| Exercise task |
For the copy, please give all of the data again exactly and leave the pictures out.

| Data extract |
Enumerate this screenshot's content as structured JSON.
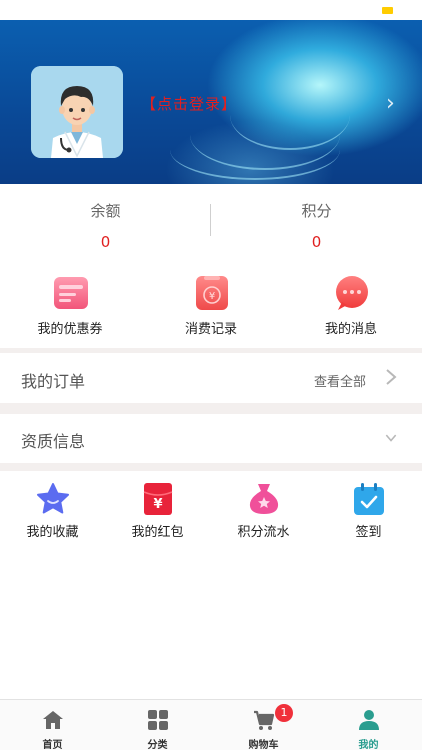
{
  "header": {
    "login_text": "【点击登录】"
  },
  "stats": [
    {
      "label": "余额",
      "value": "0"
    },
    {
      "label": "积分",
      "value": "0"
    }
  ],
  "shortcuts": [
    {
      "label": "我的优惠券",
      "icon": "coupon-icon"
    },
    {
      "label": "消费记录",
      "icon": "receipt-yuan-icon"
    },
    {
      "label": "我的消息",
      "icon": "message-bubble-icon"
    }
  ],
  "orders": {
    "title": "我的订单",
    "view_all": "查看全部"
  },
  "qualification": {
    "title": "资质信息"
  },
  "grid": [
    {
      "label": "我的收藏",
      "icon": "star-icon"
    },
    {
      "label": "我的红包",
      "icon": "red-envelope-icon"
    },
    {
      "label": "积分流水",
      "icon": "money-bag-icon"
    },
    {
      "label": "签到",
      "icon": "calendar-check-icon"
    }
  ],
  "tabbar": {
    "items": [
      {
        "label": "首页",
        "icon": "home-icon"
      },
      {
        "label": "分类",
        "icon": "grid-icon"
      },
      {
        "label": "购物车",
        "icon": "cart-icon",
        "badge": "1"
      },
      {
        "label": "我的",
        "icon": "person-icon",
        "active": true
      }
    ]
  },
  "colors": {
    "accent": "#2a9d8f",
    "red": "#e02020",
    "badge": "#f0303a"
  }
}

| Response to this exercise |
Enumerate this screenshot's content as structured JSON.
{
  "header": {
    "login_text": "【点击登录】"
  },
  "stats": [
    {
      "label": "余额",
      "value": "0"
    },
    {
      "label": "积分",
      "value": "0"
    }
  ],
  "shortcuts": [
    {
      "label": "我的优惠券",
      "icon": "coupon-icon"
    },
    {
      "label": "消费记录",
      "icon": "receipt-yuan-icon"
    },
    {
      "label": "我的消息",
      "icon": "message-bubble-icon"
    }
  ],
  "orders": {
    "title": "我的订单",
    "view_all": "查看全部"
  },
  "qualification": {
    "title": "资质信息"
  },
  "grid": [
    {
      "label": "我的收藏",
      "icon": "star-icon"
    },
    {
      "label": "我的红包",
      "icon": "red-envelope-icon"
    },
    {
      "label": "积分流水",
      "icon": "money-bag-icon"
    },
    {
      "label": "签到",
      "icon": "calendar-check-icon"
    }
  ],
  "tabbar": {
    "items": [
      {
        "label": "首页",
        "icon": "home-icon"
      },
      {
        "label": "分类",
        "icon": "grid-icon"
      },
      {
        "label": "购物车",
        "icon": "cart-icon",
        "badge": "1"
      },
      {
        "label": "我的",
        "icon": "person-icon",
        "active": true
      }
    ]
  },
  "colors": {
    "accent": "#2a9d8f",
    "red": "#e02020",
    "badge": "#f0303a"
  }
}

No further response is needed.